• _PROBLEM DETAILS_:
Here are some records; quote them exactly, leaving out the pictures.
--- start DATA SHOWN ---
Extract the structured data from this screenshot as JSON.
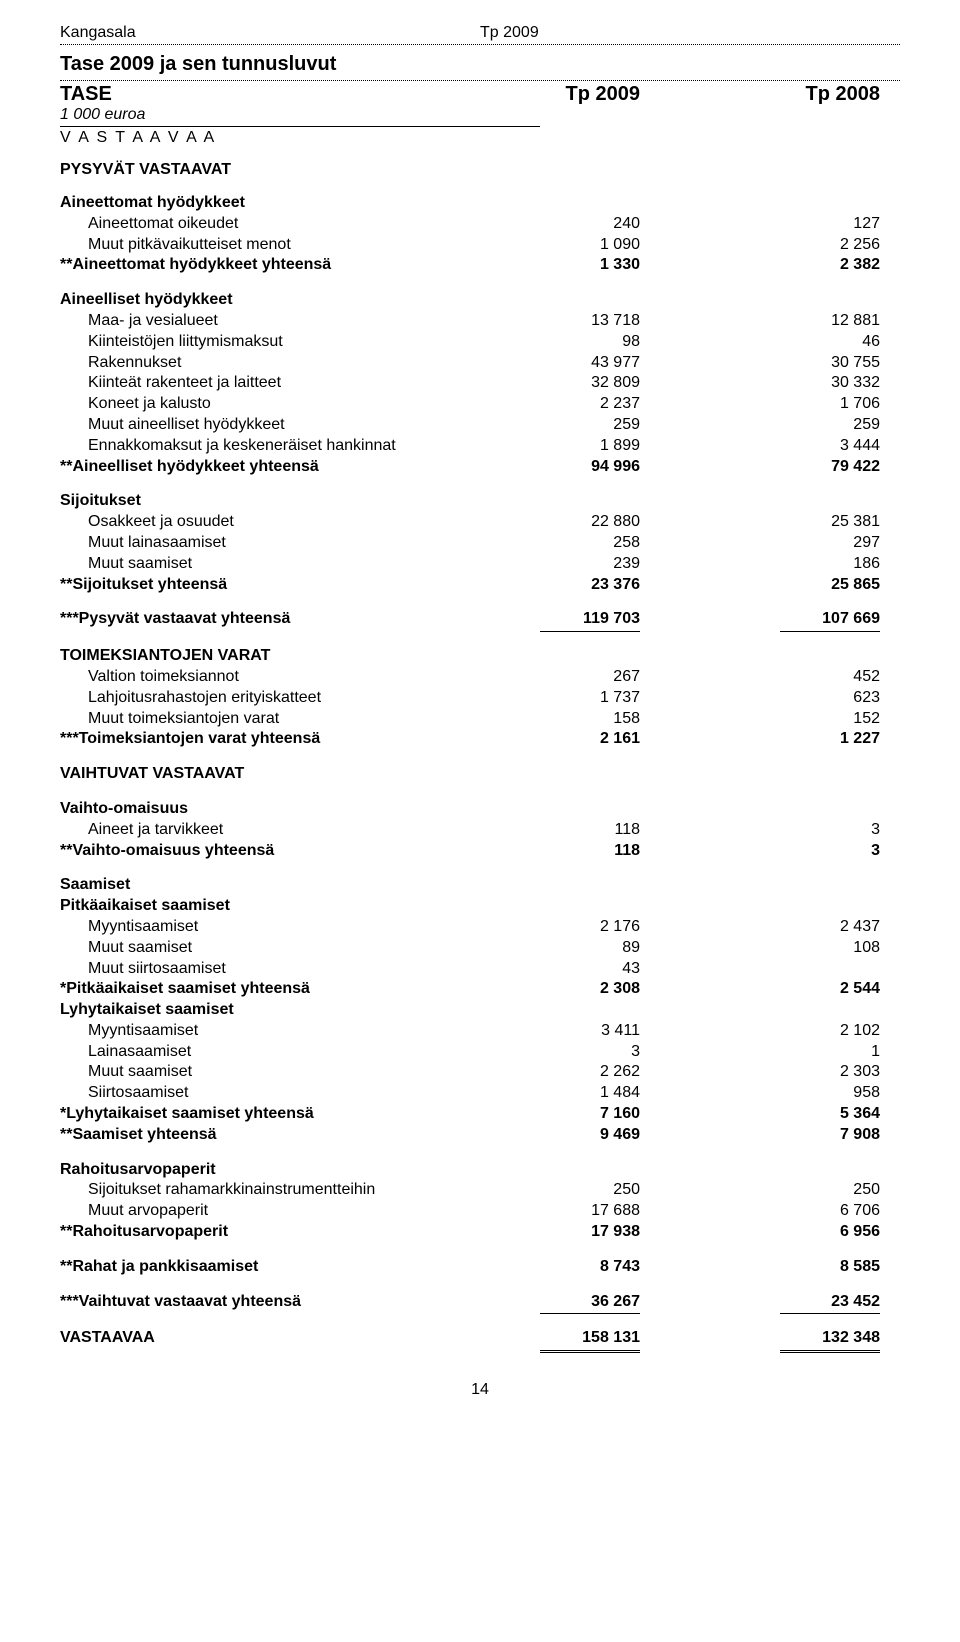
{
  "header": {
    "left": "Kangasala",
    "right": "Tp 2009"
  },
  "title": "Tase 2009 ja sen tunnusluvut",
  "tase": {
    "label": "TASE",
    "col1": "Tp 2009",
    "col2": "Tp 2008"
  },
  "subnote": "1 000 euroa",
  "vastaavaa_spaced": "V A S T A A V A A",
  "pysyvat": "PYSYVÄT VASTAAVAT",
  "aineettomat": {
    "head": "Aineettomat hyödykkeet",
    "rows": [
      {
        "label": "Aineettomat oikeudet",
        "c1": "240",
        "c2": "127"
      },
      {
        "label": "Muut pitkävaikutteiset menot",
        "c1": "1 090",
        "c2": "2 256"
      }
    ],
    "total": {
      "label": "**Aineettomat hyödykkeet yhteensä",
      "c1": "1 330",
      "c2": "2 382"
    }
  },
  "aineelliset": {
    "head": "Aineelliset hyödykkeet",
    "rows": [
      {
        "label": "Maa- ja vesialueet",
        "c1": "13 718",
        "c2": "12 881"
      },
      {
        "label": "Kiinteistöjen liittymismaksut",
        "c1": "98",
        "c2": "46"
      },
      {
        "label": "Rakennukset",
        "c1": "43 977",
        "c2": "30 755"
      },
      {
        "label": "Kiinteät rakenteet ja laitteet",
        "c1": "32 809",
        "c2": "30 332"
      },
      {
        "label": "Koneet ja kalusto",
        "c1": "2 237",
        "c2": "1 706"
      },
      {
        "label": "Muut aineelliset hyödykkeet",
        "c1": "259",
        "c2": "259"
      },
      {
        "label": "Ennakkomaksut ja keskeneräiset hankinnat",
        "c1": "1 899",
        "c2": "3 444"
      }
    ],
    "total": {
      "label": "**Aineelliset hyödykkeet yhteensä",
      "c1": "94 996",
      "c2": "79 422"
    }
  },
  "sijoitukset": {
    "head": "Sijoitukset",
    "rows": [
      {
        "label": "Osakkeet ja osuudet",
        "c1": "22 880",
        "c2": "25 381"
      },
      {
        "label": "Muut lainasaamiset",
        "c1": "258",
        "c2": "297"
      },
      {
        "label": "Muut saamiset",
        "c1": "239",
        "c2": "186"
      }
    ],
    "total": {
      "label": "**Sijoitukset yhteensä",
      "c1": "23 376",
      "c2": "25 865"
    }
  },
  "pysyvat_total": {
    "label": "***Pysyvät vastaavat yhteensä",
    "c1": "119 703",
    "c2": "107 669"
  },
  "toimeksi": {
    "head": "TOIMEKSIANTOJEN VARAT",
    "rows": [
      {
        "label": "Valtion toimeksiannot",
        "c1": "267",
        "c2": "452"
      },
      {
        "label": "Lahjoitusrahastojen erityiskatteet",
        "c1": "1 737",
        "c2": "623"
      },
      {
        "label": "Muut toimeksiantojen varat",
        "c1": "158",
        "c2": "152"
      }
    ],
    "total": {
      "label": "***Toimeksiantojen varat yhteensä",
      "c1": "2 161",
      "c2": "1 227"
    }
  },
  "vaihtuvat_head": "VAIHTUVAT VASTAAVAT",
  "vaihto": {
    "head": "Vaihto-omaisuus",
    "rows": [
      {
        "label": "Aineet ja tarvikkeet",
        "c1": "118",
        "c2": "3"
      }
    ],
    "total": {
      "label": "**Vaihto-omaisuus yhteensä",
      "c1": "118",
      "c2": "3"
    }
  },
  "saamiset": {
    "head": "Saamiset",
    "pitka_head": "Pitkäaikaiset saamiset",
    "pitka_rows": [
      {
        "label": "Myyntisaamiset",
        "c1": "2 176",
        "c2": "2 437"
      },
      {
        "label": "Muut saamiset",
        "c1": "89",
        "c2": "108"
      },
      {
        "label": "Muut siirtosaamiset",
        "c1": "43",
        "c2": ""
      }
    ],
    "pitka_total": {
      "label": "*Pitkäaikaiset saamiset yhteensä",
      "c1": "2 308",
      "c2": "2 544"
    },
    "lyhyt_head": "Lyhytaikaiset saamiset",
    "lyhyt_rows": [
      {
        "label": "Myyntisaamiset",
        "c1": "3 411",
        "c2": "2 102"
      },
      {
        "label": "Lainasaamiset",
        "c1": "3",
        "c2": "1"
      },
      {
        "label": "Muut saamiset",
        "c1": "2 262",
        "c2": "2 303"
      },
      {
        "label": "Siirtosaamiset",
        "c1": "1 484",
        "c2": "958"
      }
    ],
    "lyhyt_total": {
      "label": "*Lyhytaikaiset saamiset yhteensä",
      "c1": "7 160",
      "c2": "5 364"
    },
    "total": {
      "label": "**Saamiset yhteensä",
      "c1": "9 469",
      "c2": "7 908"
    }
  },
  "rahoitus": {
    "head": "Rahoitusarvopaperit",
    "rows": [
      {
        "label": "Sijoitukset rahamarkkinainstrumentteihin",
        "c1": "250",
        "c2": "250"
      },
      {
        "label": "Muut arvopaperit",
        "c1": "17 688",
        "c2": "6 706"
      }
    ],
    "total": {
      "label": "**Rahoitusarvopaperit",
      "c1": "17 938",
      "c2": "6 956"
    }
  },
  "rahat": {
    "label": "**Rahat ja pankkisaamiset",
    "c1": "8 743",
    "c2": "8 585"
  },
  "vaihtuvat_total": {
    "label": "***Vaihtuvat vastaavat yhteensä",
    "c1": "36 267",
    "c2": "23 452"
  },
  "grand": {
    "label": "VASTAAVAA",
    "c1": "158 131",
    "c2": "132 348"
  },
  "page": "14"
}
--- end DATA SHOWN ---
• _OUTPUT OF THE EXERCISE_:
Extract the structured data from this screenshot as JSON.
{
  "header": {
    "left": "Kangasala",
    "right": "Tp 2009"
  },
  "title": "Tase 2009 ja sen tunnusluvut",
  "tase": {
    "label": "TASE",
    "col1": "Tp 2009",
    "col2": "Tp 2008"
  },
  "subnote": "1 000 euroa",
  "vastaavaa_spaced": "V A S T A A V A A",
  "pysyvat": "PYSYVÄT VASTAAVAT",
  "aineettomat": {
    "head": "Aineettomat hyödykkeet",
    "rows": [
      {
        "label": "Aineettomat oikeudet",
        "c1": "240",
        "c2": "127"
      },
      {
        "label": "Muut pitkävaikutteiset menot",
        "c1": "1 090",
        "c2": "2 256"
      }
    ],
    "total": {
      "label": "**Aineettomat hyödykkeet yhteensä",
      "c1": "1 330",
      "c2": "2 382"
    }
  },
  "aineelliset": {
    "head": "Aineelliset hyödykkeet",
    "rows": [
      {
        "label": "Maa- ja vesialueet",
        "c1": "13 718",
        "c2": "12 881"
      },
      {
        "label": "Kiinteistöjen liittymismaksut",
        "c1": "98",
        "c2": "46"
      },
      {
        "label": "Rakennukset",
        "c1": "43 977",
        "c2": "30 755"
      },
      {
        "label": "Kiinteät rakenteet ja laitteet",
        "c1": "32 809",
        "c2": "30 332"
      },
      {
        "label": "Koneet ja kalusto",
        "c1": "2 237",
        "c2": "1 706"
      },
      {
        "label": "Muut aineelliset hyödykkeet",
        "c1": "259",
        "c2": "259"
      },
      {
        "label": "Ennakkomaksut ja keskeneräiset hankinnat",
        "c1": "1 899",
        "c2": "3 444"
      }
    ],
    "total": {
      "label": "**Aineelliset hyödykkeet yhteensä",
      "c1": "94 996",
      "c2": "79 422"
    }
  },
  "sijoitukset": {
    "head": "Sijoitukset",
    "rows": [
      {
        "label": "Osakkeet ja osuudet",
        "c1": "22 880",
        "c2": "25 381"
      },
      {
        "label": "Muut lainasaamiset",
        "c1": "258",
        "c2": "297"
      },
      {
        "label": "Muut saamiset",
        "c1": "239",
        "c2": "186"
      }
    ],
    "total": {
      "label": "**Sijoitukset yhteensä",
      "c1": "23 376",
      "c2": "25 865"
    }
  },
  "pysyvat_total": {
    "label": "***Pysyvät vastaavat yhteensä",
    "c1": "119 703",
    "c2": "107 669"
  },
  "toimeksi": {
    "head": "TOIMEKSIANTOJEN VARAT",
    "rows": [
      {
        "label": "Valtion toimeksiannot",
        "c1": "267",
        "c2": "452"
      },
      {
        "label": "Lahjoitusrahastojen erityiskatteet",
        "c1": "1 737",
        "c2": "623"
      },
      {
        "label": "Muut toimeksiantojen varat",
        "c1": "158",
        "c2": "152"
      }
    ],
    "total": {
      "label": "***Toimeksiantojen varat yhteensä",
      "c1": "2 161",
      "c2": "1 227"
    }
  },
  "vaihtuvat_head": "VAIHTUVAT VASTAAVAT",
  "vaihto": {
    "head": "Vaihto-omaisuus",
    "rows": [
      {
        "label": "Aineet ja tarvikkeet",
        "c1": "118",
        "c2": "3"
      }
    ],
    "total": {
      "label": "**Vaihto-omaisuus yhteensä",
      "c1": "118",
      "c2": "3"
    }
  },
  "saamiset": {
    "head": "Saamiset",
    "pitka_head": "Pitkäaikaiset saamiset",
    "pitka_rows": [
      {
        "label": "Myyntisaamiset",
        "c1": "2 176",
        "c2": "2 437"
      },
      {
        "label": "Muut saamiset",
        "c1": "89",
        "c2": "108"
      },
      {
        "label": "Muut siirtosaamiset",
        "c1": "43",
        "c2": ""
      }
    ],
    "pitka_total": {
      "label": "*Pitkäaikaiset saamiset yhteensä",
      "c1": "2 308",
      "c2": "2 544"
    },
    "lyhyt_head": "Lyhytaikaiset saamiset",
    "lyhyt_rows": [
      {
        "label": "Myyntisaamiset",
        "c1": "3 411",
        "c2": "2 102"
      },
      {
        "label": "Lainasaamiset",
        "c1": "3",
        "c2": "1"
      },
      {
        "label": "Muut saamiset",
        "c1": "2 262",
        "c2": "2 303"
      },
      {
        "label": "Siirtosaamiset",
        "c1": "1 484",
        "c2": "958"
      }
    ],
    "lyhyt_total": {
      "label": "*Lyhytaikaiset saamiset yhteensä",
      "c1": "7 160",
      "c2": "5 364"
    },
    "total": {
      "label": "**Saamiset yhteensä",
      "c1": "9 469",
      "c2": "7 908"
    }
  },
  "rahoitus": {
    "head": "Rahoitusarvopaperit",
    "rows": [
      {
        "label": "Sijoitukset rahamarkkinainstrumentteihin",
        "c1": "250",
        "c2": "250"
      },
      {
        "label": "Muut arvopaperit",
        "c1": "17 688",
        "c2": "6 706"
      }
    ],
    "total": {
      "label": "**Rahoitusarvopaperit",
      "c1": "17 938",
      "c2": "6 956"
    }
  },
  "rahat": {
    "label": "**Rahat ja pankkisaamiset",
    "c1": "8 743",
    "c2": "8 585"
  },
  "vaihtuvat_total": {
    "label": "***Vaihtuvat vastaavat yhteensä",
    "c1": "36 267",
    "c2": "23 452"
  },
  "grand": {
    "label": "VASTAAVAA",
    "c1": "158 131",
    "c2": "132 348"
  },
  "page": "14"
}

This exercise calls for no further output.